To do. Search the data below for the word "category" and copy each line that holds it.

◆ ◆ ◆ ◆

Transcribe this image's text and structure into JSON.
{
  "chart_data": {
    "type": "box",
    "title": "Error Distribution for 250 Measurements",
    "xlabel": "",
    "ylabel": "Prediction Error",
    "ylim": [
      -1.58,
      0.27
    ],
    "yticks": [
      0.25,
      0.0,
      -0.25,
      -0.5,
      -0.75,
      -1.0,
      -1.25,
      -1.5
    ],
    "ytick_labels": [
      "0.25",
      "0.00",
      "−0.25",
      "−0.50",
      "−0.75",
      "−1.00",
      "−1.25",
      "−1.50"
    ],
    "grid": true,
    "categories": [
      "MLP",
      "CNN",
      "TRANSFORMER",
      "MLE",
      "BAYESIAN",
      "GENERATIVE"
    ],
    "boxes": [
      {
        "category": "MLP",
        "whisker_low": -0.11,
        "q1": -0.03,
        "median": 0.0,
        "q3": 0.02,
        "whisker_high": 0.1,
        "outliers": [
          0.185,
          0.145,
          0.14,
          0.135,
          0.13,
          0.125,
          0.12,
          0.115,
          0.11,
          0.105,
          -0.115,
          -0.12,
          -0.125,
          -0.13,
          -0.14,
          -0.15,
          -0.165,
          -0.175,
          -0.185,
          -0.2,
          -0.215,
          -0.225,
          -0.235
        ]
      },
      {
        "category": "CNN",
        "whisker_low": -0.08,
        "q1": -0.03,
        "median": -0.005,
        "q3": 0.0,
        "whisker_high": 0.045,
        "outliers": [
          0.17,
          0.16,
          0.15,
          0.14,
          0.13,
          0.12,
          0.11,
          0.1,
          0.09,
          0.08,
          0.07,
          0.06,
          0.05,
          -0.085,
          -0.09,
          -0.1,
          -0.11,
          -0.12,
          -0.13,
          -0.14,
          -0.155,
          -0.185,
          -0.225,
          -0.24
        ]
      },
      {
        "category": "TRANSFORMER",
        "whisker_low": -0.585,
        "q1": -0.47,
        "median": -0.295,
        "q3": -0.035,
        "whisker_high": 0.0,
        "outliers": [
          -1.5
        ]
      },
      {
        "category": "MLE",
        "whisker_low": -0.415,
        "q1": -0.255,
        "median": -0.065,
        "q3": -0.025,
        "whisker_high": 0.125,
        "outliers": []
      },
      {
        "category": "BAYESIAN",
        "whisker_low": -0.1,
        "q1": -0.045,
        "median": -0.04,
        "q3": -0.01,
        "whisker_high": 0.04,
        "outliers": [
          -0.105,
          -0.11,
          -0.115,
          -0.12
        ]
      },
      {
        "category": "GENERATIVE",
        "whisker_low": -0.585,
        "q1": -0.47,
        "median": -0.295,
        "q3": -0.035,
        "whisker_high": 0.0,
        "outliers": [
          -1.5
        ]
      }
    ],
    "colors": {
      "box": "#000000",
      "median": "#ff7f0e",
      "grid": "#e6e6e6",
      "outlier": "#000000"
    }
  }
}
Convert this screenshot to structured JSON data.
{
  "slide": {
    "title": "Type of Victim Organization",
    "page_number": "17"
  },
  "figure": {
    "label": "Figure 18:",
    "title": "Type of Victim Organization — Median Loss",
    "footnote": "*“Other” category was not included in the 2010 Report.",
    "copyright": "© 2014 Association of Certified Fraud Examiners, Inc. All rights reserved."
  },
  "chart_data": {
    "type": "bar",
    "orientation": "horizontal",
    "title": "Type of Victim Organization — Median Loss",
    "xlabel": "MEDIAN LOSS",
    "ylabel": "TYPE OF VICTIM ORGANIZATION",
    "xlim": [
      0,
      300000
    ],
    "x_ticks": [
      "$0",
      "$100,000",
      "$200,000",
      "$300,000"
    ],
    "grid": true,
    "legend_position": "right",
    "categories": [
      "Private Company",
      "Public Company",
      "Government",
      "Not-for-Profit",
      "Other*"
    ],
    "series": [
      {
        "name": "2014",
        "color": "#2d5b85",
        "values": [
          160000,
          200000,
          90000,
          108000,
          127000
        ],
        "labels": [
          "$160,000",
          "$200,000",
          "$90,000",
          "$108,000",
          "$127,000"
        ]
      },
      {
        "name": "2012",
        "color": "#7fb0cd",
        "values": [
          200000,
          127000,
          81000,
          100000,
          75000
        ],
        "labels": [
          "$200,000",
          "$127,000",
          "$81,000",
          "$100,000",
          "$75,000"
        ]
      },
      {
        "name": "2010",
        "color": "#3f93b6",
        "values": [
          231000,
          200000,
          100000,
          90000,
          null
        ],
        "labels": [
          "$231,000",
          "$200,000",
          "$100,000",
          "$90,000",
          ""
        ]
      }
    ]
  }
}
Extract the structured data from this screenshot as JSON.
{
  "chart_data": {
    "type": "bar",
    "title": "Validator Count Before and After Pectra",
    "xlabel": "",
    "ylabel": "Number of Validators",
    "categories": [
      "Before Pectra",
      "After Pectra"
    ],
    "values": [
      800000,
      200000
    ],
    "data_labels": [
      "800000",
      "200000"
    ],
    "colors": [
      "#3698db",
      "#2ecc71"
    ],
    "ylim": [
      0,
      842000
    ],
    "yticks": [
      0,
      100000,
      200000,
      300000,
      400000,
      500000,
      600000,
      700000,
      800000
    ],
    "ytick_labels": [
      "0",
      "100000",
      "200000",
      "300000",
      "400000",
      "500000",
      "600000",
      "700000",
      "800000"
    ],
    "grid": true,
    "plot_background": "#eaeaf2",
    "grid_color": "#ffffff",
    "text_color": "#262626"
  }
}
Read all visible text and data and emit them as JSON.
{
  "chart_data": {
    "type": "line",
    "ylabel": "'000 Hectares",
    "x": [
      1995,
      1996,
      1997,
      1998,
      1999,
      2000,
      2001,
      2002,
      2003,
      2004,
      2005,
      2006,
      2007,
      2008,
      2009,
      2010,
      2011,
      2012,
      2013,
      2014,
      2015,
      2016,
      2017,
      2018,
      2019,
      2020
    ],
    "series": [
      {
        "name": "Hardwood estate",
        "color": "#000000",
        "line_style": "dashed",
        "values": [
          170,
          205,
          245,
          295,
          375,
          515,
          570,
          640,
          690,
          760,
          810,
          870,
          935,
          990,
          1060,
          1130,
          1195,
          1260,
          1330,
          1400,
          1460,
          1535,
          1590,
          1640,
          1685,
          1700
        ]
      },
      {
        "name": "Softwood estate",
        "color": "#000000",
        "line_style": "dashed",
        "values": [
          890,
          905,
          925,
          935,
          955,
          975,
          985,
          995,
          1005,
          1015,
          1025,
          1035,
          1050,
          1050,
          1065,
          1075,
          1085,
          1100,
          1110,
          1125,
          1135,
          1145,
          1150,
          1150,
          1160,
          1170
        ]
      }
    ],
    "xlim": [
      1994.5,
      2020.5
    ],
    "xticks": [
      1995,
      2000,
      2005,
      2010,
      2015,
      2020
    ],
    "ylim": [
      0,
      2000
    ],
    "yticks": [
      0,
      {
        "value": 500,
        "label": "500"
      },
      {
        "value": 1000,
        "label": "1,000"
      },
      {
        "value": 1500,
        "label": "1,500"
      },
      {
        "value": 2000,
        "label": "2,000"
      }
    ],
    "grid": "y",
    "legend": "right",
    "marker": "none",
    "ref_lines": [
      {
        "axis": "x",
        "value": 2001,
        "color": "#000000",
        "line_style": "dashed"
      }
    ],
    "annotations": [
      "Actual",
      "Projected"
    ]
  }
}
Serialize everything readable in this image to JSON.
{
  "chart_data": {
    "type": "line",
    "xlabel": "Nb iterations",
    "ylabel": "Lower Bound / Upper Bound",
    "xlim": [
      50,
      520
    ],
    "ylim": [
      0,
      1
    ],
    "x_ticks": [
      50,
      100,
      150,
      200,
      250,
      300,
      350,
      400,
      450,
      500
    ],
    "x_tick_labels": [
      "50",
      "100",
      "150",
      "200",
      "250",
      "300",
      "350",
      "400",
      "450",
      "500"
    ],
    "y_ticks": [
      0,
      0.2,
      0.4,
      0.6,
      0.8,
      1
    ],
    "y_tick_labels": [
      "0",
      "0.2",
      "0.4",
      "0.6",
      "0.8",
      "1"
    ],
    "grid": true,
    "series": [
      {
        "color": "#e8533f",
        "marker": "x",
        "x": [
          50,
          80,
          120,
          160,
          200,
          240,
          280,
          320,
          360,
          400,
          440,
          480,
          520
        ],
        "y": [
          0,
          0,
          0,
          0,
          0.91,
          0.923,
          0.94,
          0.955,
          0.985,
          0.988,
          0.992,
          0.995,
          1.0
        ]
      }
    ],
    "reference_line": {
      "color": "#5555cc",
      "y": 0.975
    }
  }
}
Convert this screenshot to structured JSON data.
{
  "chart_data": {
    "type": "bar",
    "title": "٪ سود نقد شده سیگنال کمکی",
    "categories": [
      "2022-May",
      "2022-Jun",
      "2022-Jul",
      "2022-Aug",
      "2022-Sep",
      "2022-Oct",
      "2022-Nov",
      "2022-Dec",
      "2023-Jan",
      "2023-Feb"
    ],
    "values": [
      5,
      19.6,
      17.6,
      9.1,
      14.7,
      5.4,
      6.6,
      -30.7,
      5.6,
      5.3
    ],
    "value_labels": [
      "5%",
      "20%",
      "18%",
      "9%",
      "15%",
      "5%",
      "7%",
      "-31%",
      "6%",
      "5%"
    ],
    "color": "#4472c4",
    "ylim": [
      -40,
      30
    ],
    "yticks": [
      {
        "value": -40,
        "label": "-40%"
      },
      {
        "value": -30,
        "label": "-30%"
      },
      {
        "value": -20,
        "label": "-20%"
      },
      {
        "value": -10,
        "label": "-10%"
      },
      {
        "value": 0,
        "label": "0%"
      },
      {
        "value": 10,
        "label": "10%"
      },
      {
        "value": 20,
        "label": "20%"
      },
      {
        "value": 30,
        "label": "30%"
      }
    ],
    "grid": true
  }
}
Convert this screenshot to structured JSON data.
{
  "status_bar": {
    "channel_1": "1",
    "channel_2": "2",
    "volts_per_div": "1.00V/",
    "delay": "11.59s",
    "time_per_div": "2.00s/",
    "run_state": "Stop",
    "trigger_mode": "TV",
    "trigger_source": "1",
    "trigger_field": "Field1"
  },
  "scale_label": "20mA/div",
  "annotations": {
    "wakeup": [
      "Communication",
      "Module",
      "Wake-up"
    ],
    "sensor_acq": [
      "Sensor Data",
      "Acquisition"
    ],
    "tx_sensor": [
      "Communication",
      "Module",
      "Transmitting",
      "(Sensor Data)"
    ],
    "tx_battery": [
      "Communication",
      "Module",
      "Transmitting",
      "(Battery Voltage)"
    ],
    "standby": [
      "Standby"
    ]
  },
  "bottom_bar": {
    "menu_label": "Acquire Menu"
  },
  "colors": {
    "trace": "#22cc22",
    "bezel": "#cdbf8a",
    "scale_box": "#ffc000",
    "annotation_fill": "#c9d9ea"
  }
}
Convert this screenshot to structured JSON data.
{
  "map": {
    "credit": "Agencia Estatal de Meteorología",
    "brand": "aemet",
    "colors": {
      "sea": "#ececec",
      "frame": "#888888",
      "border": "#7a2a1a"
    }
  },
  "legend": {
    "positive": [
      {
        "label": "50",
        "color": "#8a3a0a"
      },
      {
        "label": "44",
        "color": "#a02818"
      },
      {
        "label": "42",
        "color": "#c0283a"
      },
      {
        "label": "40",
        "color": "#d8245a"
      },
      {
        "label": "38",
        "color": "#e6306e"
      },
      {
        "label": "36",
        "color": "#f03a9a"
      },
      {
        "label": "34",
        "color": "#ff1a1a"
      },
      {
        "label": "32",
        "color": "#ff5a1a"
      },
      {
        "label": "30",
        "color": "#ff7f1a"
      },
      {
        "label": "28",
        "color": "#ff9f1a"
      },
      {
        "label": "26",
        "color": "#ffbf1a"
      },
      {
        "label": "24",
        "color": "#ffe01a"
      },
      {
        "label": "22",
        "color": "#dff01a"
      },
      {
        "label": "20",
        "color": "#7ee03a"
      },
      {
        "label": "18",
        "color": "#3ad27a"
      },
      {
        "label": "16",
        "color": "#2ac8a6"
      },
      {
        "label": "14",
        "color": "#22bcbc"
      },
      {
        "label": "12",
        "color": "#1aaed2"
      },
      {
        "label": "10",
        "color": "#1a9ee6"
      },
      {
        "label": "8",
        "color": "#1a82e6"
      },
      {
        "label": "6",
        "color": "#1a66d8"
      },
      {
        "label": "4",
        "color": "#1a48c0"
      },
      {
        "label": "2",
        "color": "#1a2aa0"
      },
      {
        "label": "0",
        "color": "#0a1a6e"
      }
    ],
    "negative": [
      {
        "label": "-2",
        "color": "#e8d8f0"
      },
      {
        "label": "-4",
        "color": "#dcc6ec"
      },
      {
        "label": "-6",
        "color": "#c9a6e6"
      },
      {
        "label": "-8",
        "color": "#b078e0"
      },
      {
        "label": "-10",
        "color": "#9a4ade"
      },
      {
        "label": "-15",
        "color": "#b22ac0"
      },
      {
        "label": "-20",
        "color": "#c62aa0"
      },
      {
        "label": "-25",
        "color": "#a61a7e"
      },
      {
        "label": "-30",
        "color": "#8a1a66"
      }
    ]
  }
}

◆ ◆ ◆ ◆

Output for this task.
        "category": "MLP",
        "category": "CNN",
        "category": "TRANSFORMER",
        "category": "MLE",
        "category": "BAYESIAN",
        "category": "GENERATIVE",
    "footnote": "*“Other” category was not included in the 2010 Report.",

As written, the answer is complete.